:: Direction ::
Take the material and output all of it exactly.

:: Stored rows ::
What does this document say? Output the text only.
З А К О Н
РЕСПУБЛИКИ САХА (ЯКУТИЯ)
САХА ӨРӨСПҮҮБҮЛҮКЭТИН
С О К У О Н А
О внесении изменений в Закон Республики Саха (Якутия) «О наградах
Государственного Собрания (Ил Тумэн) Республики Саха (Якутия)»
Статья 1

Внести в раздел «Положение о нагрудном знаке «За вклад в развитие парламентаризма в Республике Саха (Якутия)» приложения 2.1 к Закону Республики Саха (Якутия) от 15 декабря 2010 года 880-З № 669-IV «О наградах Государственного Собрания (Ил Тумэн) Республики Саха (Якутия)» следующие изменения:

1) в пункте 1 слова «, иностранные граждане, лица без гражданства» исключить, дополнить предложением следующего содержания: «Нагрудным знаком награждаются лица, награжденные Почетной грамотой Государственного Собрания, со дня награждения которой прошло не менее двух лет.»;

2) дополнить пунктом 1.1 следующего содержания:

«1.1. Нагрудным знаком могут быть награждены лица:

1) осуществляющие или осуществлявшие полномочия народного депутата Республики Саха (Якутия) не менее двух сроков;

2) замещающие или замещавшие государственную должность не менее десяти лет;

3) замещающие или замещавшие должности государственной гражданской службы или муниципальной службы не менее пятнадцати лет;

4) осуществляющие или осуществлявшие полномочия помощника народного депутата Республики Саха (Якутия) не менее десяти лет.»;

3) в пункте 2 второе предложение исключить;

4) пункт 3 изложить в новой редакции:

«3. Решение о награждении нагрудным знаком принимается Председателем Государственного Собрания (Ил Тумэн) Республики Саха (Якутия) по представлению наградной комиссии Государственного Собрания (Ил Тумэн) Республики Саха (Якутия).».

:: Answer to the problem ::
What does this document say? Output the text only.
З А К О Н
РЕСПУБЛИКИ САХА (ЯКУТИЯ)
САХА ӨРӨСПҮҮБҮЛҮКЭТИН
С О К У О Н А
О внесении изменений в Закон Республики Саха (Якутия) «О наградах
Государственного Собрания (Ил Тумэн) Республики Саха (Якутия)»
Статья 1

Внести в раздел «Положение о нагрудном знаке «За вклад в развитие парламентаризма в Республике Саха (Якутия)» приложения 2.1 к Закону Республики Саха (Якутия) от 15 декабря 2010 года 880-З № 669-IV «О наградах Государственного Собрания (Ил Тумэн) Республики Саха (Якутия)» следующие изменения:

1) в пункте 1 слова «, иностранные граждане, лица без гражданства» исключить, дополнить предложением следующего содержания: «Нагрудным знаком награждаются лица, награжденные Почетной грамотой Государственного Собрания, со дня награждения которой прошло не менее двух лет.»;

2) дополнить пунктом 1.1 следующего содержания:

«1.1. Нагрудным знаком могут быть награждены лица:

1) осуществляющие или осуществлявшие полномочия народного депутата Республики Саха (Якутия) не менее двух сроков;

2) замещающие или замещавшие государственную должность не менее десяти лет;

3) замещающие или замещавшие должности государственной гражданской службы или муниципальной службы не менее пятнадцати лет;

4) осуществляющие или осуществлявшие полномочия помощника народного депутата Республики Саха (Якутия) не менее десяти лет.»;

3) в пункте 2 второе предложение исключить;

4) пункт 3 изложить в новой редакции:

«3. Решение о награждении нагрудным знаком принимается Председателем Государственного Собрания (Ил Тумэн) Республики Саха (Якутия) по представлению наградной комиссии Государственного Собрания (Ил Тумэн) Республики Саха (Якутия).».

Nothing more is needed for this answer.